§ **Working data**
======
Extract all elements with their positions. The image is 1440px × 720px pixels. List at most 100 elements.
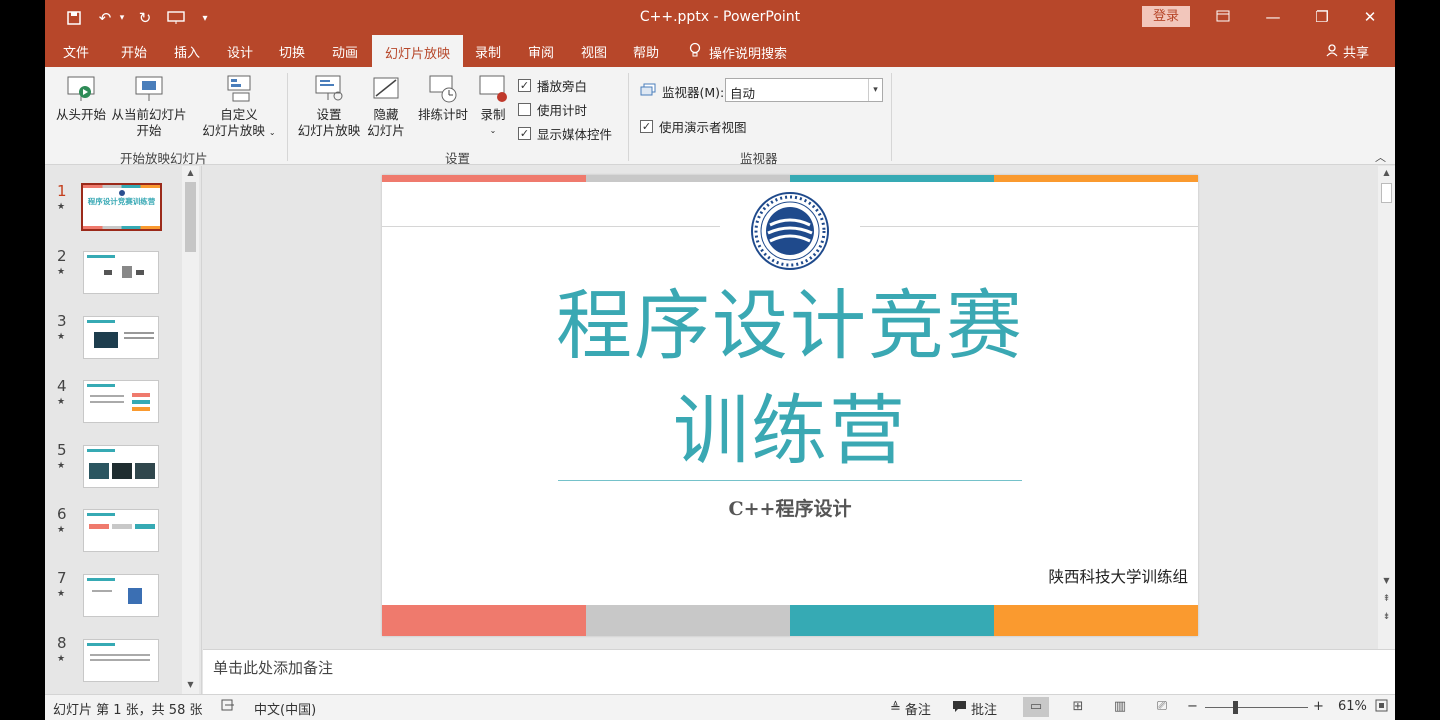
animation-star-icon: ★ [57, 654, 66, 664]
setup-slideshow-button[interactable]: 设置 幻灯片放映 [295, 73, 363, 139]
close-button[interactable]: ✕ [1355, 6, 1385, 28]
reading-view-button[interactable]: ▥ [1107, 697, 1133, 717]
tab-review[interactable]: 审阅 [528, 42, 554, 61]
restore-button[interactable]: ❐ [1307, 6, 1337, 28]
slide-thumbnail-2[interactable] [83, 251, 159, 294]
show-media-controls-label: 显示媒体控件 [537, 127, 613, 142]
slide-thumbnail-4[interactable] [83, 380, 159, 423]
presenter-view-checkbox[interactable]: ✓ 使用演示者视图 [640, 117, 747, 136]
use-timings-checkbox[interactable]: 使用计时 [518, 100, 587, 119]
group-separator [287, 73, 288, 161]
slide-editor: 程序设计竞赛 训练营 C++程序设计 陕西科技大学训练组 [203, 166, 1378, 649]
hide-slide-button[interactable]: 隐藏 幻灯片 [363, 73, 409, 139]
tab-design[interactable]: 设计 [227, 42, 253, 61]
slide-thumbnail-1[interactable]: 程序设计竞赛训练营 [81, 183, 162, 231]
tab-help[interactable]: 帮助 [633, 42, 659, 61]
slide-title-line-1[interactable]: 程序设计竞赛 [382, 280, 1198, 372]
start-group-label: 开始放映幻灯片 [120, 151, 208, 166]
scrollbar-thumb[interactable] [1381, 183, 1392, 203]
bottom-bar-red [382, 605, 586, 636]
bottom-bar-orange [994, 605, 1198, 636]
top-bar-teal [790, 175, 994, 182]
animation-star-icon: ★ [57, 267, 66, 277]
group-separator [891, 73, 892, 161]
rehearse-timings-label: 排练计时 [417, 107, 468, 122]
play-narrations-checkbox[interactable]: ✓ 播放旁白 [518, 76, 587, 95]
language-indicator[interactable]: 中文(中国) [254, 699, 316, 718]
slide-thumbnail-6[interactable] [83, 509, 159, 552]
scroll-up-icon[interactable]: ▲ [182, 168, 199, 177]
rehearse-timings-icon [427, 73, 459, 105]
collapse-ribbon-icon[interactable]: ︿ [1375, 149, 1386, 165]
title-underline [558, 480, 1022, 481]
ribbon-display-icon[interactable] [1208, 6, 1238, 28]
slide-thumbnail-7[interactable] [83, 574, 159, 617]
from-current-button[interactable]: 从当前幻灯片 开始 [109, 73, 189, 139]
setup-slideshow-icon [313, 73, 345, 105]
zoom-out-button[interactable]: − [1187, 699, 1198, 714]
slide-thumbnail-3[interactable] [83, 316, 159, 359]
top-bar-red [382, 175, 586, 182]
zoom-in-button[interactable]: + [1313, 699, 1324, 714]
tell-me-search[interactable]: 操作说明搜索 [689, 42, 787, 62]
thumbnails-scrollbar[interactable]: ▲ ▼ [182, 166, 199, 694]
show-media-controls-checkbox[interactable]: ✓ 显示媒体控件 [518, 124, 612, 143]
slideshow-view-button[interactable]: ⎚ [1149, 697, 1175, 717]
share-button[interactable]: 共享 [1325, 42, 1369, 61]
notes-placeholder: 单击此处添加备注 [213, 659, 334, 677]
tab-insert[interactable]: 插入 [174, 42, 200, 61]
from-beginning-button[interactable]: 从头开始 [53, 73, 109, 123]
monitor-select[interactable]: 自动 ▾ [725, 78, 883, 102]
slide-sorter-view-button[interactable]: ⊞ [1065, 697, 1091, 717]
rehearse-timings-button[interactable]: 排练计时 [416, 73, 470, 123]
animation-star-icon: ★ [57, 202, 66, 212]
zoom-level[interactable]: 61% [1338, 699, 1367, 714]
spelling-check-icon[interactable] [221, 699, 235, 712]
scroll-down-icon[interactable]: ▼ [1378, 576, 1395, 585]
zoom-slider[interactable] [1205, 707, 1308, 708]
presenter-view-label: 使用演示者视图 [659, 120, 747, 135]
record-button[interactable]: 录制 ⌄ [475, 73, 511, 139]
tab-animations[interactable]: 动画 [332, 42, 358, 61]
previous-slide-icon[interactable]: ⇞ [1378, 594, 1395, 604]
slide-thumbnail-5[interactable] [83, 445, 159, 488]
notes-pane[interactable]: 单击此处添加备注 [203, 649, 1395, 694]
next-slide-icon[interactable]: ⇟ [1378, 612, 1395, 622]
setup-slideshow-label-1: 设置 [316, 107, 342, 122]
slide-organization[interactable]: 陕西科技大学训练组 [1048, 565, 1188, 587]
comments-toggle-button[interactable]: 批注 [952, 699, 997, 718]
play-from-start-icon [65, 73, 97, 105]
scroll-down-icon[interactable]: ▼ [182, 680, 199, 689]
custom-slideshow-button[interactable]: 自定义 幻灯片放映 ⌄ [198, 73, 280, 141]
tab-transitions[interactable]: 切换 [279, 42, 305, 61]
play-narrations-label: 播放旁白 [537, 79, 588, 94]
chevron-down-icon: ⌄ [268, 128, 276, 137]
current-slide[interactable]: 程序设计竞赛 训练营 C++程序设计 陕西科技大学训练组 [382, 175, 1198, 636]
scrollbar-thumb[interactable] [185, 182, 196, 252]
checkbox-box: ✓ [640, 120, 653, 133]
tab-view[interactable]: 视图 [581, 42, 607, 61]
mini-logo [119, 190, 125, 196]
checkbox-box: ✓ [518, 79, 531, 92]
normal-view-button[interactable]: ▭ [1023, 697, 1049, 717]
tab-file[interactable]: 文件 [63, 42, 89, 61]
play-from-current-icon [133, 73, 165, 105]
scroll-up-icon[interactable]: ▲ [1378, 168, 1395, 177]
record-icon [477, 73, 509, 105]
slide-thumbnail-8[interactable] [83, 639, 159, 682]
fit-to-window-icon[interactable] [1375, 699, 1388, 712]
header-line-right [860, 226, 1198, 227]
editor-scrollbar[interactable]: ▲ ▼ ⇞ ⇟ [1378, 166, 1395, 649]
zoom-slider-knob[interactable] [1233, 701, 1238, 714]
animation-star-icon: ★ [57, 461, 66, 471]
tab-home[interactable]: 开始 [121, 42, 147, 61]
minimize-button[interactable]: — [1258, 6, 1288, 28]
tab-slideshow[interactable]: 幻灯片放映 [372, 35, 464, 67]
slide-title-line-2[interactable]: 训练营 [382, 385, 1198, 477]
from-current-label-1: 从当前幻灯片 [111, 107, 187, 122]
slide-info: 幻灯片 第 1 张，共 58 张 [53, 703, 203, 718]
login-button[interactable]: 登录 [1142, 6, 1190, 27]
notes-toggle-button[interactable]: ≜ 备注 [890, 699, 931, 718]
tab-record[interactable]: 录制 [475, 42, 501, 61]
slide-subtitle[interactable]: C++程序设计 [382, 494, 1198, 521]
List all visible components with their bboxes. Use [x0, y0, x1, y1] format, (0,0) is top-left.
======
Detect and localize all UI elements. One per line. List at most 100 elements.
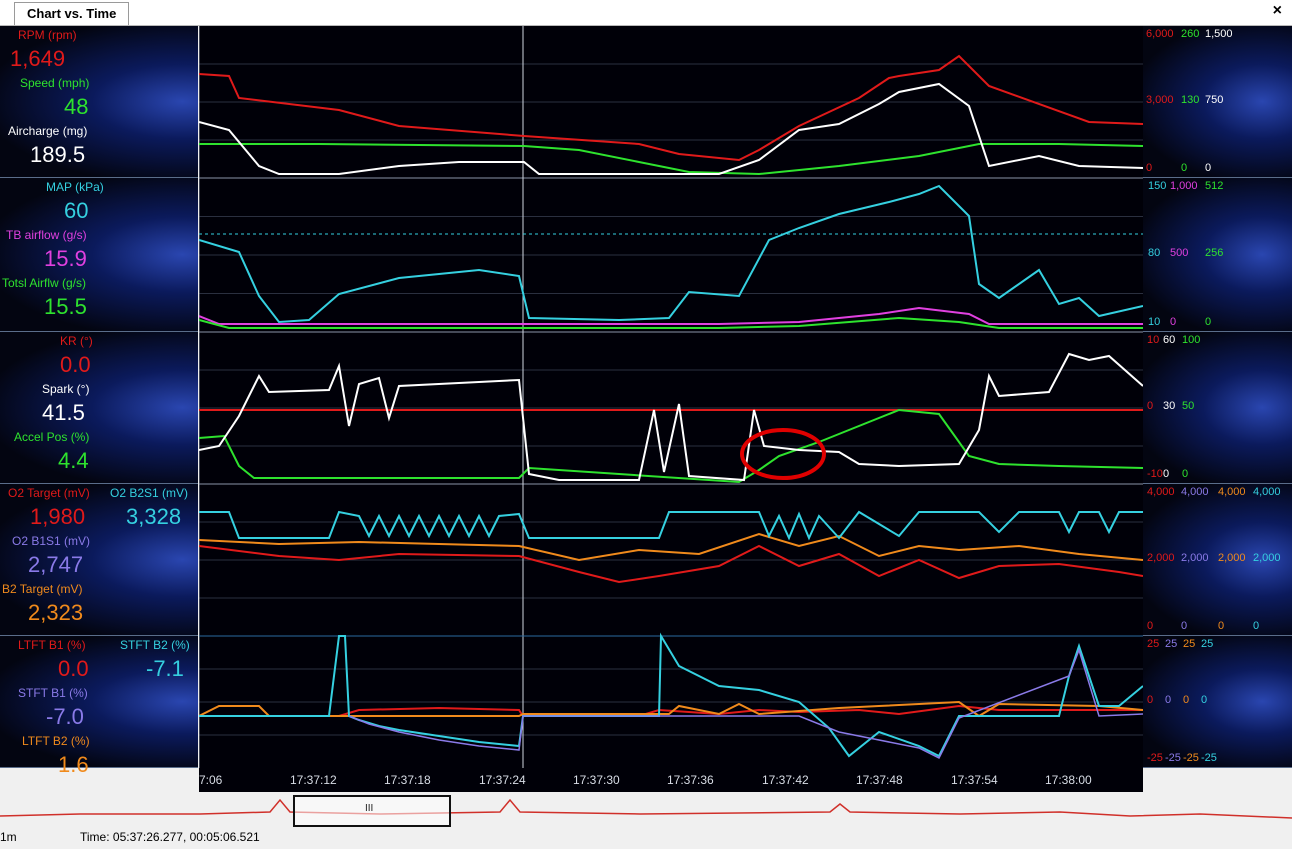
======
§ **What to produce**
Starting with the line that contains "Extract all elements" and going on through the line that contains "animation-star-icon: ★ [57, 267, 66, 277]", express the data above as a numbered list, one item per line. Leave out blank lines and the picture.

§ **Answer to the task**
1. Extract all elements with their positions. The image is 1440px × 720px pixels. List at most 100 elements.
2. animation-star-icon: ★ [57, 654, 66, 664]
3. setup-slideshow-button[interactable]: 设置 幻灯片放映 [295, 73, 363, 139]
4. close-button[interactable]: ✕ [1355, 6, 1385, 28]
5. reading-view-button[interactable]: ▥ [1107, 697, 1133, 717]
6. tab-review[interactable]: 审阅 [528, 42, 554, 61]
7. restore-button[interactable]: ❐ [1307, 6, 1337, 28]
8. slide-thumbnail-2[interactable] [83, 251, 159, 294]
9. show-media-controls-label: 显示媒体控件 [537, 127, 613, 142]
10. slide-thumbnail-4[interactable] [83, 380, 159, 423]
11. presenter-view-checkbox[interactable]: ✓ 使用演示者视图 [640, 117, 747, 136]
12. use-timings-checkbox[interactable]: 使用计时 [518, 100, 587, 119]
13. group-separator [287, 73, 288, 161]
14. slide-editor: 程序设计竞赛 训练营 C++程序设计 陕西科技大学训练组 [203, 166, 1378, 649]
15. hide-slide-button[interactable]: 隐藏 幻灯片 [363, 73, 409, 139]
16. tab-design[interactable]: 设计 [227, 42, 253, 61]
17. slide-thumbnail-1[interactable]: 程序设计竞赛训练营 [81, 183, 162, 231]
18. tab-help[interactable]: 帮助 [633, 42, 659, 61]
19. slide-title-line-1[interactable]: 程序设计竞赛 [382, 280, 1198, 372]
20. start-group-label: 开始放映幻灯片 [120, 151, 208, 166]
21. scrollbar-thumb[interactable] [1381, 183, 1392, 203]
22. bottom-bar-red [382, 605, 586, 636]
23. bottom-bar-orange [994, 605, 1198, 636]
24. top-bar-teal [790, 175, 994, 182]
25. animation-star-icon: ★ [57, 267, 66, 277]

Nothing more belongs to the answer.